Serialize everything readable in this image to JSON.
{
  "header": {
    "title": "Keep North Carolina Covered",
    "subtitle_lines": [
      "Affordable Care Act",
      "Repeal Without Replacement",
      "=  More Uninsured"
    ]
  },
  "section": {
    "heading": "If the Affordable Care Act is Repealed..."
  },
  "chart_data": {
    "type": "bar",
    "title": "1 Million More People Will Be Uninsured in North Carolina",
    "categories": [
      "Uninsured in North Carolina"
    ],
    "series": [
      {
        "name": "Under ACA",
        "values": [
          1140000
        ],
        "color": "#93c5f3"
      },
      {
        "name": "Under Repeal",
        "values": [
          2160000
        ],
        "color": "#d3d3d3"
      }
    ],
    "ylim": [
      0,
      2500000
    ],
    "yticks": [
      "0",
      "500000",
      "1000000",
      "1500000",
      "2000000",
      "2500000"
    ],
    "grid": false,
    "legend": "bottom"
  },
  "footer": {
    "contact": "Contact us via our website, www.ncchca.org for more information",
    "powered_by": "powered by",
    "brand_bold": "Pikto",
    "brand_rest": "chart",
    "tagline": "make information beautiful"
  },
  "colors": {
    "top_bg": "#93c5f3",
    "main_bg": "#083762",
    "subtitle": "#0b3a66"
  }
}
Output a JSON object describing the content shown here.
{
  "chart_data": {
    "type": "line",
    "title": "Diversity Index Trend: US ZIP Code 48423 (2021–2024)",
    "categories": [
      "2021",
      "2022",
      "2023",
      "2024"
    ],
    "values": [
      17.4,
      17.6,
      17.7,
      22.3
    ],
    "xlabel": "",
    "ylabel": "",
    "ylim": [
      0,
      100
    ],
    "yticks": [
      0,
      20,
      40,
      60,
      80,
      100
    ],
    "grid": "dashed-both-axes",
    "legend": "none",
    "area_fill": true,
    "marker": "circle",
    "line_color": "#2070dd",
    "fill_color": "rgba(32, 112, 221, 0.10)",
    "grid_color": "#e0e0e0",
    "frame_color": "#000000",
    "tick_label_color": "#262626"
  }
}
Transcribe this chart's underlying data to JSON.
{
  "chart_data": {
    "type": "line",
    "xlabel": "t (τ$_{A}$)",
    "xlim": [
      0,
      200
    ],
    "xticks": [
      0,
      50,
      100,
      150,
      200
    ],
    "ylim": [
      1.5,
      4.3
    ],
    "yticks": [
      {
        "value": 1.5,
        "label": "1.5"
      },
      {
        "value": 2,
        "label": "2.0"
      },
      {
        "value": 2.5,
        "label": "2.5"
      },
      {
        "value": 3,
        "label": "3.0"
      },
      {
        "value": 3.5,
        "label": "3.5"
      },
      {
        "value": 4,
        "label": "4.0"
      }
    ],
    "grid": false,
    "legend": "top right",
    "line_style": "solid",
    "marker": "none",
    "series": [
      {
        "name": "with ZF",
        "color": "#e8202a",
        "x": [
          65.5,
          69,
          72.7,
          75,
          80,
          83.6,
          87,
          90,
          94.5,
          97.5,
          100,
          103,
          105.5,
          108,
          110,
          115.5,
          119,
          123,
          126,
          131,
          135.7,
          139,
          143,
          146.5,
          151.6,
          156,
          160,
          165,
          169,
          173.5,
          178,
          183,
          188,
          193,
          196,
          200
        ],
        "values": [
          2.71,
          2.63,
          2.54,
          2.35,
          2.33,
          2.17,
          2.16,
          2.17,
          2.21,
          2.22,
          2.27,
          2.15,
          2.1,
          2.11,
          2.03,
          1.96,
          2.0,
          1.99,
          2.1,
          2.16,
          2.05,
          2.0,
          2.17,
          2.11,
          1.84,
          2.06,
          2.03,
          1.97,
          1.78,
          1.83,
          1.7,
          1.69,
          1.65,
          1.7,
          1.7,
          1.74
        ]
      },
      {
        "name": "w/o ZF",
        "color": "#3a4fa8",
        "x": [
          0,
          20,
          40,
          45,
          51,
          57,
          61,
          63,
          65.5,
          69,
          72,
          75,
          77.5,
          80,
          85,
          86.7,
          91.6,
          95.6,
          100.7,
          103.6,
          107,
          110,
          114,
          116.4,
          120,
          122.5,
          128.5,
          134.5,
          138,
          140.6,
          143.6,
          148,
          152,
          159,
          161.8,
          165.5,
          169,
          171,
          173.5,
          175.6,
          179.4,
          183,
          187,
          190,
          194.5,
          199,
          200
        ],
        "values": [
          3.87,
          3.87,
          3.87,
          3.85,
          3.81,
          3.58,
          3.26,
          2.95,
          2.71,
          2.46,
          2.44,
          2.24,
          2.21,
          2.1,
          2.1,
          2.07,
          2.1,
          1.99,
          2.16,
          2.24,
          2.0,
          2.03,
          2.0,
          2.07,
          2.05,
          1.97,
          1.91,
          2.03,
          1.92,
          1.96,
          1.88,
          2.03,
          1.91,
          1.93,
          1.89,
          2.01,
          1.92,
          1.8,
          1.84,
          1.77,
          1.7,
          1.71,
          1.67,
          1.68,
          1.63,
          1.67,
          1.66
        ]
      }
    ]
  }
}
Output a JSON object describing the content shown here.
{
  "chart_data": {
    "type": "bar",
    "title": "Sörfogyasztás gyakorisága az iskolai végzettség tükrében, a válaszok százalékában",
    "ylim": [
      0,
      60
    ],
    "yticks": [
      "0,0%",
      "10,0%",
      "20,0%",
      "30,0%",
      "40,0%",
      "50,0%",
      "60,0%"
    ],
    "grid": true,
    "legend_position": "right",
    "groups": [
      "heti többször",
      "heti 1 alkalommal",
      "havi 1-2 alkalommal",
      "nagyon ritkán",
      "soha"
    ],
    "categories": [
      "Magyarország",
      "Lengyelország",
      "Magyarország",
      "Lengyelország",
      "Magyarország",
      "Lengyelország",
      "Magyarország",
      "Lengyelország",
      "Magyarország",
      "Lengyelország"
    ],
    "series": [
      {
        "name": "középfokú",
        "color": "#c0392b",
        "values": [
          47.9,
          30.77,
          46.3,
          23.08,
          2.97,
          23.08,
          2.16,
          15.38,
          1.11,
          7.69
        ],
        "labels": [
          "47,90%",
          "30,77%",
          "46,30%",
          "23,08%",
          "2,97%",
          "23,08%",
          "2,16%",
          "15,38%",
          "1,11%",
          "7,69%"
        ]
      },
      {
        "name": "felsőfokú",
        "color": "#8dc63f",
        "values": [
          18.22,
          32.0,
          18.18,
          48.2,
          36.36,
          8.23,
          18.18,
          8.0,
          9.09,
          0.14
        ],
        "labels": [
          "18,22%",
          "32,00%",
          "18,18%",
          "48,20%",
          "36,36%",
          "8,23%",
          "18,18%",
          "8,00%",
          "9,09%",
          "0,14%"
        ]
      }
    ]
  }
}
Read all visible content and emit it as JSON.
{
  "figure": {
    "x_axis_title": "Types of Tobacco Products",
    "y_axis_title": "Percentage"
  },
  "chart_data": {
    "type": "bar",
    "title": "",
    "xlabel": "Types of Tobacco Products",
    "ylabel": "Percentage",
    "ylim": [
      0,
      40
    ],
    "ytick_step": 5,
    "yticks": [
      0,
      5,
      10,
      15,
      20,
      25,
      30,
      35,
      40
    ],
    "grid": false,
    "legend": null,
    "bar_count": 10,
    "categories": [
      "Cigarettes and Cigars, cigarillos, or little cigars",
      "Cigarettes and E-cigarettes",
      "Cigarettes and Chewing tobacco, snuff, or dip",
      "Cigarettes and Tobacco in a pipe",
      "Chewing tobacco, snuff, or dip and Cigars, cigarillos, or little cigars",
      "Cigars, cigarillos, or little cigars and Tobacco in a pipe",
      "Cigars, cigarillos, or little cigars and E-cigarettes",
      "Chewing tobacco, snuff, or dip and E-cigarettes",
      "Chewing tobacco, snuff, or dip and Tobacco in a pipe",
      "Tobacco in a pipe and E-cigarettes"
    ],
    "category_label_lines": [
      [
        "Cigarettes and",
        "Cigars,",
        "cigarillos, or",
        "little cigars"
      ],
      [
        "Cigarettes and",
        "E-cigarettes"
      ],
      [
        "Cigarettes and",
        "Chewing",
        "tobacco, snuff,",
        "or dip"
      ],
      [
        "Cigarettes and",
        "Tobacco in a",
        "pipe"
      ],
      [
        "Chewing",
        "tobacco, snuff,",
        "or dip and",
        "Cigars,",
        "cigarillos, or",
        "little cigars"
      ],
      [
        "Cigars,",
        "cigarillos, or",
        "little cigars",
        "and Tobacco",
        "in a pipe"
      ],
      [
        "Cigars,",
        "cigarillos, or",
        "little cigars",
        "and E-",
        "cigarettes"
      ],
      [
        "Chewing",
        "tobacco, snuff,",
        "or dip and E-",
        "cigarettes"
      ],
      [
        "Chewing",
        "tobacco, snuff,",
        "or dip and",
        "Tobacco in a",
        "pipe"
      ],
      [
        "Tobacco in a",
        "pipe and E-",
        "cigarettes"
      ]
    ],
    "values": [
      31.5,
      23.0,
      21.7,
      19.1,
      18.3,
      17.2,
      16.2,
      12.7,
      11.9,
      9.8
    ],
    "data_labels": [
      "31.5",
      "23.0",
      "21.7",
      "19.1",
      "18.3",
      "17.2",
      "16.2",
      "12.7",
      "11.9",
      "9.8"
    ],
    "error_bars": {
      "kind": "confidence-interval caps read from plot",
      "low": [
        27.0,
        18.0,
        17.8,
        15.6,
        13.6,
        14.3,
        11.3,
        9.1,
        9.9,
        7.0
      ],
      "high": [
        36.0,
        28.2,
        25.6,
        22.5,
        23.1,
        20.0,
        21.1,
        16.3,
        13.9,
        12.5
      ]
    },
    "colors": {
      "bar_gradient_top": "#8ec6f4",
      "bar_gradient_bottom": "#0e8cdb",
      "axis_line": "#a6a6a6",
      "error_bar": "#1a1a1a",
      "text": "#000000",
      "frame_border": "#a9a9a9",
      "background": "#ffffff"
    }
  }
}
----
• Objective:
Copy every line above that includes the string "Products".

• Solution to this problem:
    "x_axis_title": "Types of Tobacco Products",
    "xlabel": "Types of Tobacco Products",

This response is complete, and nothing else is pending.